WORK REQUIRED
Write the records out again, precisely as they stand.

DATA LINES
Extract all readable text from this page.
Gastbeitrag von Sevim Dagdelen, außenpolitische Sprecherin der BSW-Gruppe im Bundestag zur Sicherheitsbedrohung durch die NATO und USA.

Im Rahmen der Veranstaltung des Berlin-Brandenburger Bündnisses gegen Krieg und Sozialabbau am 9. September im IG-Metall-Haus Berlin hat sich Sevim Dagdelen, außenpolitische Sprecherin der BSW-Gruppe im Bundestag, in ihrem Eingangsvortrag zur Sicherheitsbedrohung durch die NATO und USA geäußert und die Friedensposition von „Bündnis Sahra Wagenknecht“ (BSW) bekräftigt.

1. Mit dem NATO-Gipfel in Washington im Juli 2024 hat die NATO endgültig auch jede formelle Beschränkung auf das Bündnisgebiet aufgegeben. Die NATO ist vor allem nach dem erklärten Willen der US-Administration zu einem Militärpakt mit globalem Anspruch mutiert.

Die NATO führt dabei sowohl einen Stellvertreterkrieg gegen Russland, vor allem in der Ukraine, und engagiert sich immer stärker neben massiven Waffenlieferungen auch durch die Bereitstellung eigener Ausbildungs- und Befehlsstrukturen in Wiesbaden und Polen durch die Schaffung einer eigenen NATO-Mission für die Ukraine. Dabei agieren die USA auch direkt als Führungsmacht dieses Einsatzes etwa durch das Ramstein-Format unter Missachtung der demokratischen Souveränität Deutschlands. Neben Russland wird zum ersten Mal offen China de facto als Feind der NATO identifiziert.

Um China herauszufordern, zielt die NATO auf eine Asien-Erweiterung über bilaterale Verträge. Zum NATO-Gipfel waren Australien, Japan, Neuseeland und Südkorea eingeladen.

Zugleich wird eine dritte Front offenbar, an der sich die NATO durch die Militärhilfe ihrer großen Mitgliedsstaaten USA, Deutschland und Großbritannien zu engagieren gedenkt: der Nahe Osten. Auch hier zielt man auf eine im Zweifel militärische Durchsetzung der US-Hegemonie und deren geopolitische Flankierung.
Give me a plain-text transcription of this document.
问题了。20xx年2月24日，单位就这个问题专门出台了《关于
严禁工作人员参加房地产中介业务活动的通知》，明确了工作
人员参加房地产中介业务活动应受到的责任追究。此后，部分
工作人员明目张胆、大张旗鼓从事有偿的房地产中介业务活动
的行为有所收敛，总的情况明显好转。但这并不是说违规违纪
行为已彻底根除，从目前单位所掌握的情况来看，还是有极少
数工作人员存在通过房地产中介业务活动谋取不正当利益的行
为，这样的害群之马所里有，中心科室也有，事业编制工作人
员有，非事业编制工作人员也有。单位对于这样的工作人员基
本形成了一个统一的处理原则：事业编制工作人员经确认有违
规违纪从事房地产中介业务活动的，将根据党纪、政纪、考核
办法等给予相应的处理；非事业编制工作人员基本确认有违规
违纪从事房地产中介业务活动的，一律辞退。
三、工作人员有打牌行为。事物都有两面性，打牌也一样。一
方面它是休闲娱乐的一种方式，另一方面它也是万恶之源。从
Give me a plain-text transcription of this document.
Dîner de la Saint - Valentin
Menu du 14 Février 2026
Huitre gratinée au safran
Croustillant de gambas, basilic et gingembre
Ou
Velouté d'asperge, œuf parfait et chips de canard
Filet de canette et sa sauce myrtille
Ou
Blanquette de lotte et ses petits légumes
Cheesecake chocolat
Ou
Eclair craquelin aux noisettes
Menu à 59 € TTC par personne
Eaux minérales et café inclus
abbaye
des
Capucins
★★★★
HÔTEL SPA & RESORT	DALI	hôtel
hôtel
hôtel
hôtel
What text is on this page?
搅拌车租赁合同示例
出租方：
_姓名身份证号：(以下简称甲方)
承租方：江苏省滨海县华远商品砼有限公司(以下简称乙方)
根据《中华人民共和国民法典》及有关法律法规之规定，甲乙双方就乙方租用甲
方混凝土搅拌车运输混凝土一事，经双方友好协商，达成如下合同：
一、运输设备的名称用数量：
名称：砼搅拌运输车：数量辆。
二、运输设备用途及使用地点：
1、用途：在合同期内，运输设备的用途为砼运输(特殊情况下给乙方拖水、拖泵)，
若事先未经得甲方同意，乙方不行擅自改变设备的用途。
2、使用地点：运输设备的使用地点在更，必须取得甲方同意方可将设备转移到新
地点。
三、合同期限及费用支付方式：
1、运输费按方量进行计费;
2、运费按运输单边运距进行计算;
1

FINISHED TASK
Extract all readable text from this page.
Gastbeitrag von Sevim Dagdelen, außenpolitische Sprecherin der BSW-Gruppe im Bundestag zur Sicherheitsbedrohung durch die NATO und USA.

Im Rahmen der Veranstaltung des Berlin-Brandenburger Bündnisses gegen Krieg und Sozialabbau am 9. September im IG-Metall-Haus Berlin hat sich Sevim Dagdelen, außenpolitische Sprecherin der BSW-Gruppe im Bundestag, in ihrem Eingangsvortrag zur Sicherheitsbedrohung durch die NATO und USA geäußert und die Friedensposition von „Bündnis Sahra Wagenknecht“ (BSW) bekräftigt.

1. Mit dem NATO-Gipfel in Washington im Juli 2024 hat die NATO endgültig auch jede formelle Beschränkung auf das Bündnisgebiet aufgegeben. Die NATO ist vor allem nach dem erklärten Willen der US-Administration zu einem Militärpakt mit globalem Anspruch mutiert.

Die NATO führt dabei sowohl einen Stellvertreterkrieg gegen Russland, vor allem in der Ukraine, und engagiert sich immer stärker neben massiven Waffenlieferungen auch durch die Bereitstellung eigener Ausbildungs- und Befehlsstrukturen in Wiesbaden und Polen durch die Schaffung einer eigenen NATO-Mission für die Ukraine. Dabei agieren die USA auch direkt als Führungsmacht dieses Einsatzes etwa durch das Ramstein-Format unter Missachtung der demokratischen Souveränität Deutschlands. Neben Russland wird zum ersten Mal offen China de facto als Feind der NATO identifiziert.

Um China herauszufordern, zielt die NATO auf eine Asien-Erweiterung über bilaterale Verträge. Zum NATO-Gipfel waren Australien, Japan, Neuseeland und Südkorea eingeladen.

Zugleich wird eine dritte Front offenbar, an der sich die NATO durch die Militärhilfe ihrer großen Mitgliedsstaaten USA, Deutschland und Großbritannien zu engagieren gedenkt: der Nahe Osten. Auch hier zielt man auf eine im Zweifel militärische Durchsetzung der US-Hegemonie und deren geopolitische Flankierung.
Give me a plain-text transcription of this document.
问题了。20xx年2月24日，单位就这个问题专门出台了《关于
严禁工作人员参加房地产中介业务活动的通知》，明确了工作
人员参加房地产中介业务活动应受到的责任追究。此后，部分
工作人员明目张胆、大张旗鼓从事有偿的房地产中介业务活动
的行为有所收敛，总的情况明显好转。但这并不是说违规违纪
行为已彻底根除，从目前单位所掌握的情况来看，还是有极少
数工作人员存在通过房地产中介业务活动谋取不正当利益的行
为，这样的害群之马所里有，中心科室也有，事业编制工作人
员有，非事业编制工作人员也有。单位对于这样的工作人员基
本形成了一个统一的处理原则：事业编制工作人员经确认有违
规违纪从事房地产中介业务活动的，将根据党纪、政纪、考核
办法等给予相应的处理；非事业编制工作人员基本确认有违规
违纪从事房地产中介业务活动的，一律辞退。
三、工作人员有打牌行为。事物都有两面性，打牌也一样。一
方面它是休闲娱乐的一种方式，另一方面它也是万恶之源。从
Give me a plain-text transcription of this document.
Dîner de la Saint - Valentin
Menu du 14 Février 2026
Huitre gratinée au safran
Croustillant de gambas, basilic et gingembre
Ou
Velouté d'asperge, œuf parfait et chips de canard
Filet de canette et sa sauce myrtille
Ou
Blanquette de lotte et ses petits légumes
Cheesecake chocolat
Ou
Eclair craquelin aux noisettes
Menu à 59 € TTC par personne
Eaux minérales et café inclus
abbaye
des
Capucins
★★★★
HÔTEL SPA & RESORT	DALI	hôtel
hôtel
hôtel
hôtel
What text is on this page?
搅拌车租赁合同示例
出租方：
_姓名身份证号：(以下简称甲方)
承租方：江苏省滨海县华远商品砼有限公司(以下简称乙方)
根据《中华人民共和国民法典》及有关法律法规之规定，甲乙双方就乙方租用甲
方混凝土搅拌车运输混凝土一事，经双方友好协商，达成如下合同：
一、运输设备的名称用数量：
名称：砼搅拌运输车：数量辆。
二、运输设备用途及使用地点：
1、用途：在合同期内，运输设备的用途为砼运输(特殊情况下给乙方拖水、拖泵)，
若事先未经得甲方同意，乙方不行擅自改变设备的用途。
2、使用地点：运输设备的使用地点在更，必须取得甲方同意方可将设备转移到新
地点。
三、合同期限及费用支付方式：
1、运输费按方量进行计费;
2、运费按运输单边运距进行计算;
1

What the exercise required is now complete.